TASK GOAL | From the listing below, extract every line in which the word "Universitat" appears.

▶

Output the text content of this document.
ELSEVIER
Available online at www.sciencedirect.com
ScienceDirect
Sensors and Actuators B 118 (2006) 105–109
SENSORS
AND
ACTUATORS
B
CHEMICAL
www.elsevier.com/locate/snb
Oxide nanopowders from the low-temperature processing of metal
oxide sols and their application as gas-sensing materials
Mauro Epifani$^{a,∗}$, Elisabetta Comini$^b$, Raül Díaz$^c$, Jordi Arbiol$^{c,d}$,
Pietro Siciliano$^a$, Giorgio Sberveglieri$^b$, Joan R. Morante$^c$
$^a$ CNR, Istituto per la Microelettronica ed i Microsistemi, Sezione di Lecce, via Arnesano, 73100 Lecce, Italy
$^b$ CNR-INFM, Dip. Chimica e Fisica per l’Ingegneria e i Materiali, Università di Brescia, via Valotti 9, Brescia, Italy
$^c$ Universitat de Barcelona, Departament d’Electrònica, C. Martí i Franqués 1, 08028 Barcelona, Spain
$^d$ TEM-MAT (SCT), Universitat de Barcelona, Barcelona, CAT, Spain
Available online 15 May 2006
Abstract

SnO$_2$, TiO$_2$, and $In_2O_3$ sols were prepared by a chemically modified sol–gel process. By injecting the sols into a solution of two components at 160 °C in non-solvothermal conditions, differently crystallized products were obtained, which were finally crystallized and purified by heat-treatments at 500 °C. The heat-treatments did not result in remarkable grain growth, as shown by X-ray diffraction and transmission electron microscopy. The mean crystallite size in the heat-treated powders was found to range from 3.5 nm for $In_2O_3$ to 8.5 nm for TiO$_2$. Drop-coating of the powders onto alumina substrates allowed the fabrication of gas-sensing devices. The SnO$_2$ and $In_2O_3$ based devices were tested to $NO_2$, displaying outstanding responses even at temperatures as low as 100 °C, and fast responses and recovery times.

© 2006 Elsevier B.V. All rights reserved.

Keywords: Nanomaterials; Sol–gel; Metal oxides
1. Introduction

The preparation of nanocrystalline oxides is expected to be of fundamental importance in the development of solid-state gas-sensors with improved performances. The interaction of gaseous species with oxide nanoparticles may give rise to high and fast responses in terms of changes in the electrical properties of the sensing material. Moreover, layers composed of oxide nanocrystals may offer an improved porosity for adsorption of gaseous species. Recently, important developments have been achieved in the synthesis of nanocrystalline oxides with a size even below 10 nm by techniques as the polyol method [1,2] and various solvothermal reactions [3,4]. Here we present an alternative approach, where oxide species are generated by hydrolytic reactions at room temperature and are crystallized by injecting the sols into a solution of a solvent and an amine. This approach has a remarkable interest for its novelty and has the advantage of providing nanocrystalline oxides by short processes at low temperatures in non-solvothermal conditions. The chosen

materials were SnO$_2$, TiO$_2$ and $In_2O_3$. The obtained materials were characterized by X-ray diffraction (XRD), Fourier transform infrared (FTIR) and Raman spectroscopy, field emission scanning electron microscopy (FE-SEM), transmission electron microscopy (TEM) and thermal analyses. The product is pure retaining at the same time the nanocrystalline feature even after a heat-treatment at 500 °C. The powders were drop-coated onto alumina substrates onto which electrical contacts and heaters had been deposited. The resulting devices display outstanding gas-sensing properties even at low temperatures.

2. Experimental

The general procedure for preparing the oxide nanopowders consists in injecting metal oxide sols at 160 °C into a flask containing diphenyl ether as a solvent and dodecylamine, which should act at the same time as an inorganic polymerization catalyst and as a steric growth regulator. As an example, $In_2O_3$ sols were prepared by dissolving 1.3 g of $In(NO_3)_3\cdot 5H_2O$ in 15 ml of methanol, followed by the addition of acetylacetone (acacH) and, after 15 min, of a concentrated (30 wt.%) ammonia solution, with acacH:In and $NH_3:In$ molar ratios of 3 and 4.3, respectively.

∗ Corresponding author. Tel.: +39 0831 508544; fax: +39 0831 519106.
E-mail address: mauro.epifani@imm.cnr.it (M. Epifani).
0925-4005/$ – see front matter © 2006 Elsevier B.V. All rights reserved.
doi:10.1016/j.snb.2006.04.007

◀

THE ANSWER |
$^c$ Universitat de Barcelona, Departament d’Electrònica, C. Martí i Franqués 1, 08028 Barcelona, Spain
$^d$ TEM-MAT (SCT), Universitat de Barcelona, Barcelona, CAT, Spain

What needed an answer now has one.